▶ [INSTRUCTION]
Transcribe every entry word for word, but skip the images.

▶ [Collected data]
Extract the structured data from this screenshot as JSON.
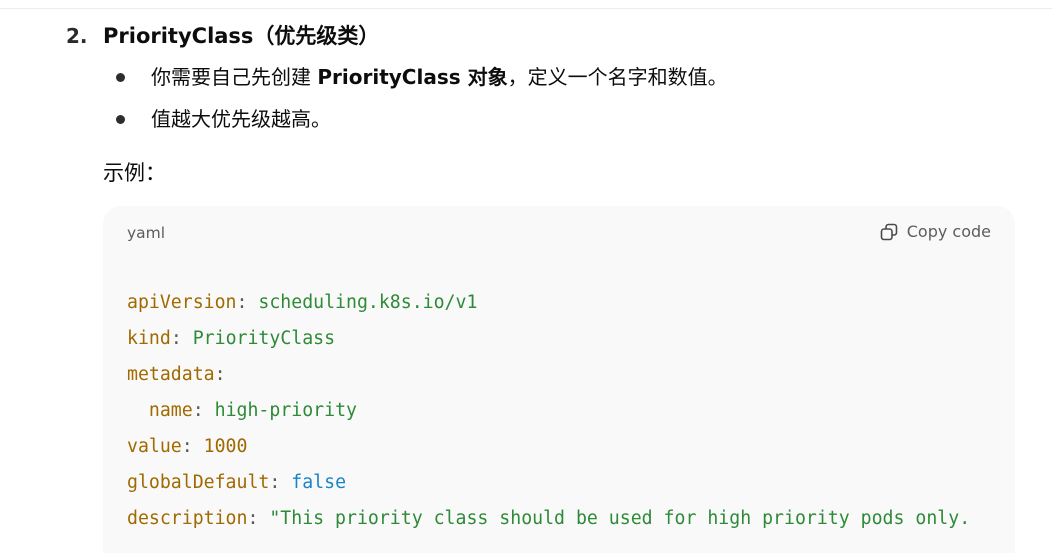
{
  "content": {
    "list_number": "2.",
    "heading": "PriorityClass（优先级类）",
    "bullets": [
      {
        "text_before": "你需要自己先创建 ",
        "text_bold": "PriorityClass 对象",
        "text_after": "，定义一个名字和数值。"
      },
      {
        "text": "值越大优先级越高。"
      }
    ],
    "example_label": "示例："
  },
  "code_block": {
    "language": "yaml",
    "copy_label": "Copy code",
    "copy_icon": "copy-icon",
    "lines": [
      {
        "key": "apiVersion",
        "sep": ":",
        "value": "scheduling.k8s.io/v1",
        "value_kind": "string"
      },
      {
        "key": "kind",
        "sep": ":",
        "value": "PriorityClass",
        "value_kind": "string"
      },
      {
        "key": "metadata",
        "sep": ":",
        "value": "",
        "value_kind": "none"
      },
      {
        "indent": "  ",
        "key": "name",
        "sep": ":",
        "value": "high-priority",
        "value_kind": "string"
      },
      {
        "key": "value",
        "sep": ":",
        "value": "1000",
        "value_kind": "number"
      },
      {
        "key": "globalDefault",
        "sep": ":",
        "value": "false",
        "value_kind": "boolean"
      },
      {
        "key": "description",
        "sep": ":",
        "value": "\"This priority class should be used for high priority pods only.",
        "value_kind": "string"
      }
    ]
  },
  "colors": {
    "key": "#a06a00",
    "string": "#2e8a37",
    "number": "#a06a00",
    "boolean": "#1a84c7",
    "code_background": "#f9f9f9"
  }
}
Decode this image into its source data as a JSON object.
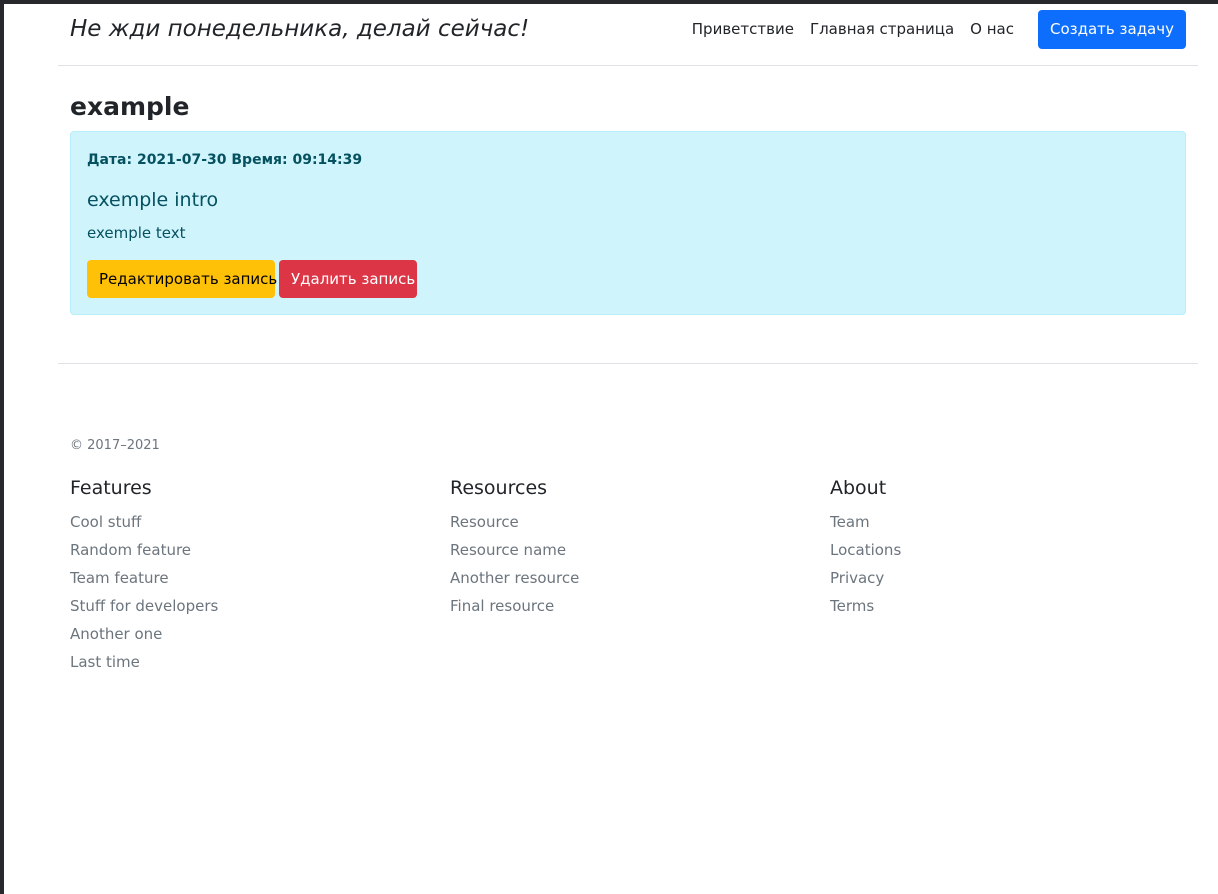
{
  "header": {
    "brand": "Не жди понедельника, делай сейчас!",
    "nav": [
      "Приветствие",
      "Главная страница",
      "О нас"
    ],
    "create_button": "Создать задачу"
  },
  "post": {
    "title": "example",
    "meta": "Дата: 2021-07-30 Время: 09:14:39",
    "intro": "exemple intro",
    "text": "exemple text",
    "edit_button": "Редактировать запись",
    "delete_button": "Удалить запись"
  },
  "footer": {
    "copyright": "© 2017–2021",
    "columns": [
      {
        "title": "Features",
        "links": [
          "Cool stuff",
          "Random feature",
          "Team feature",
          "Stuff for developers",
          "Another one",
          "Last time"
        ]
      },
      {
        "title": "Resources",
        "links": [
          "Resource",
          "Resource name",
          "Another resource",
          "Final resource"
        ]
      },
      {
        "title": "About",
        "links": [
          "Team",
          "Locations",
          "Privacy",
          "Terms"
        ]
      }
    ]
  },
  "colors": {
    "primary": "#0d6efd",
    "warning": "#ffc107",
    "danger": "#dc3545",
    "info_bg": "#cff4fc",
    "info_text": "#055160",
    "muted": "#6c757d"
  }
}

▶ [RESULT]
Extract the structured data from this screenshot as JSON.
{
  "content": {
    "list_number": "2.",
    "heading": "PriorityClass（优先级类）",
    "bullets": [
      {
        "text_before": "你需要自己先创建 ",
        "text_bold": "PriorityClass 对象",
        "text_after": "，定义一个名字和数值。"
      },
      {
        "text": "值越大优先级越高。"
      }
    ],
    "example_label": "示例："
  },
  "code_block": {
    "language": "yaml",
    "copy_label": "Copy code",
    "copy_icon": "copy-icon",
    "lines": [
      {
        "key": "apiVersion",
        "sep": ":",
        "value": "scheduling.k8s.io/v1",
        "value_kind": "string"
      },
      {
        "key": "kind",
        "sep": ":",
        "value": "PriorityClass",
        "value_kind": "string"
      },
      {
        "key": "metadata",
        "sep": ":",
        "value": "",
        "value_kind": "none"
      },
      {
        "indent": "  ",
        "key": "name",
        "sep": ":",
        "value": "high-priority",
        "value_kind": "string"
      },
      {
        "key": "value",
        "sep": ":",
        "value": "1000",
        "value_kind": "number"
      },
      {
        "key": "globalDefault",
        "sep": ":",
        "value": "false",
        "value_kind": "boolean"
      },
      {
        "key": "description",
        "sep": ":",
        "value": "\"This priority class should be used for high priority pods only.",
        "value_kind": "string"
      }
    ]
  },
  "colors": {
    "key": "#a06a00",
    "string": "#2e8a37",
    "number": "#a06a00",
    "boolean": "#1a84c7",
    "code_background": "#f9f9f9"
  }
}
Decode this image into its source data as a JSON object.
{
  "header": {
    "brand": "Не жди понедельника, делай сейчас!",
    "nav": [
      "Приветствие",
      "Главная страница",
      "О нас"
    ],
    "create_button": "Создать задачу"
  },
  "post": {
    "title": "example",
    "meta": "Дата: 2021-07-30 Время: 09:14:39",
    "intro": "exemple intro",
    "text": "exemple text",
    "edit_button": "Редактировать запись",
    "delete_button": "Удалить запись"
  },
  "footer": {
    "copyright": "© 2017–2021",
    "columns": [
      {
        "title": "Features",
        "links": [
          "Cool stuff",
          "Random feature",
          "Team feature",
          "Stuff for developers",
          "Another one",
          "Last time"
        ]
      },
      {
        "title": "Resources",
        "links": [
          "Resource",
          "Resource name",
          "Another resource",
          "Final resource"
        ]
      },
      {
        "title": "About",
        "links": [
          "Team",
          "Locations",
          "Privacy",
          "Terms"
        ]
      }
    ]
  },
  "colors": {
    "primary": "#0d6efd",
    "warning": "#ffc107",
    "danger": "#dc3545",
    "info_bg": "#cff4fc",
    "info_text": "#055160",
    "muted": "#6c757d"
  }
}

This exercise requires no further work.